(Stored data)
★ ★ ★ ★ ★ ★ ★

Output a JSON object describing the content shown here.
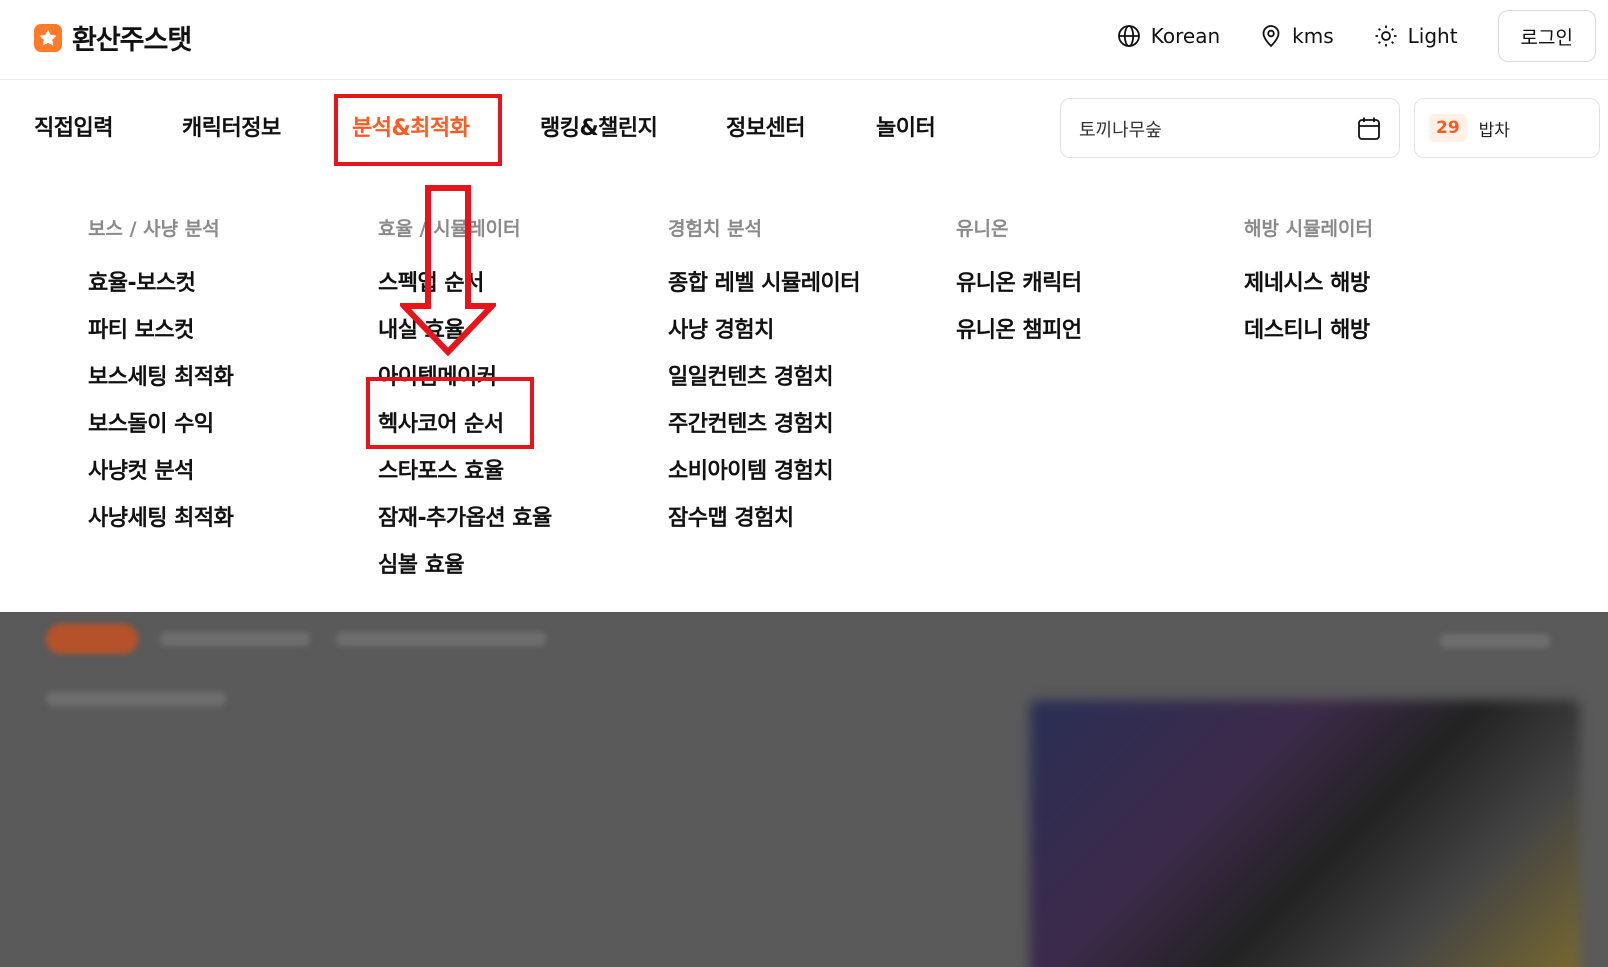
{
  "header": {
    "logo_text": "환산주스탯",
    "language_label": "Korean",
    "region_label": "kms",
    "theme_label": "Light",
    "login_label": "로그인"
  },
  "nav": {
    "items": [
      {
        "label": "직접입력"
      },
      {
        "label": "캐릭터정보"
      },
      {
        "label": "분석&최적화"
      },
      {
        "label": "랭킹&챌린지"
      },
      {
        "label": "정보센터"
      },
      {
        "label": "놀이터"
      }
    ],
    "active_index": 2,
    "search_value": "토끼나무숲",
    "count_value": "29",
    "count_label": "밥차"
  },
  "menu": {
    "columns": [
      {
        "heading": "보스 / 사냥 분석",
        "items": [
          "효율-보스컷",
          "파티 보스컷",
          "보스세팅 최적화",
          "보스돌이 수익",
          "사냥컷 분석",
          "사냥세팅 최적화"
        ]
      },
      {
        "heading": "효율 / 시뮬레이터",
        "items": [
          "스펙업 순서",
          "내실 효율",
          "아이템메이커",
          "헥사코어 순서",
          "스타포스 효율",
          "잠재-추가옵션 효율",
          "심볼 효율"
        ]
      },
      {
        "heading": "경험치 분석",
        "items": [
          "종합 레벨 시뮬레이터",
          "사냥 경험치",
          "일일컨텐츠 경험치",
          "주간컨텐츠 경험치",
          "소비아이템 경험치",
          "잠수맵 경험치"
        ]
      },
      {
        "heading": "유니온",
        "items": [
          "유니온 캐릭터",
          "유니온 챔피언"
        ]
      },
      {
        "heading": "해방 시뮬레이터",
        "items": [
          "제네시스 해방",
          "데스티니 해방"
        ]
      }
    ]
  },
  "colors": {
    "accent": "#ff5a1f",
    "annotation_red": "#e8141b",
    "logo_orange": "#ff7a29"
  },
  "icons": {
    "language": "globe-icon",
    "region": "location-pin-icon",
    "theme": "sun-icon",
    "date": "calendar-icon",
    "annotation": "down-arrow-icon"
  }
}
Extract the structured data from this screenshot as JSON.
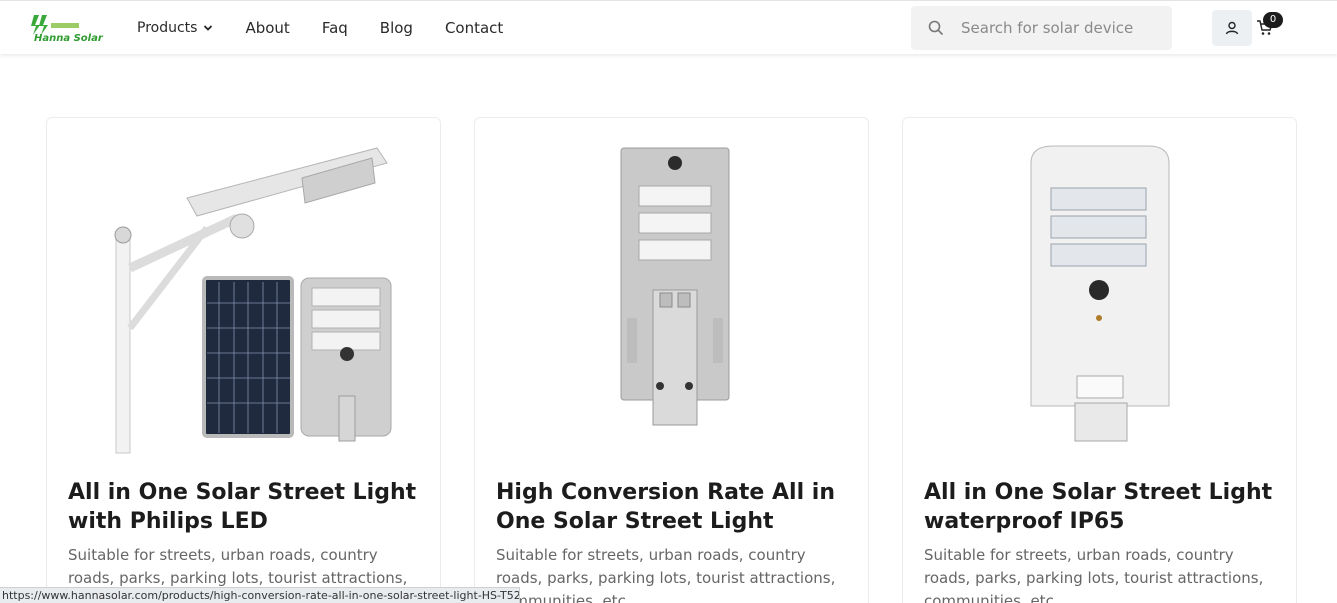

★ ★ ★ ★ ★ ★ ★

» **WORK REQUIRED**
Transcribe every line from the records above without alteration, and leave out the images.

» **OUTPUT OF THE EXERCISE**
Output a JSON object describing the content shown here.
{
  "header": {
    "logo_text": "환산주스탯",
    "language_label": "Korean",
    "region_label": "kms",
    "theme_label": "Light",
    "login_label": "로그인"
  },
  "nav": {
    "items": [
      {
        "label": "직접입력"
      },
      {
        "label": "캐릭터정보"
      },
      {
        "label": "분석&최적화"
      },
      {
        "label": "랭킹&챌린지"
      },
      {
        "label": "정보센터"
      },
      {
        "label": "놀이터"
      }
    ],
    "active_index": 2,
    "search_value": "토끼나무숲",
    "count_value": "29",
    "count_label": "밥차"
  },
  "menu": {
    "columns": [
      {
        "heading": "보스 / 사냥 분석",
        "items": [
          "효율-보스컷",
          "파티 보스컷",
          "보스세팅 최적화",
          "보스돌이 수익",
          "사냥컷 분석",
          "사냥세팅 최적화"
        ]
      },
      {
        "heading": "효율 / 시뮬레이터",
        "items": [
          "스펙업 순서",
          "내실 효율",
          "아이템메이커",
          "헥사코어 순서",
          "스타포스 효율",
          "잠재-추가옵션 효율",
          "심볼 효율"
        ]
      },
      {
        "heading": "경험치 분석",
        "items": [
          "종합 레벨 시뮬레이터",
          "사냥 경험치",
          "일일컨텐츠 경험치",
          "주간컨텐츠 경험치",
          "소비아이템 경험치",
          "잠수맵 경험치"
        ]
      },
      {
        "heading": "유니온",
        "items": [
          "유니온 캐릭터",
          "유니온 챔피언"
        ]
      },
      {
        "heading": "해방 시뮬레이터",
        "items": [
          "제네시스 해방",
          "데스티니 해방"
        ]
      }
    ]
  },
  "colors": {
    "accent": "#ff5a1f",
    "annotation_red": "#e8141b",
    "logo_orange": "#ff7a29"
  },
  "icons": {
    "language": "globe-icon",
    "region": "location-pin-icon",
    "theme": "sun-icon",
    "date": "calendar-icon",
    "annotation": "down-arrow-icon"
  }
}
Extract the structured data from this screenshot as JSON.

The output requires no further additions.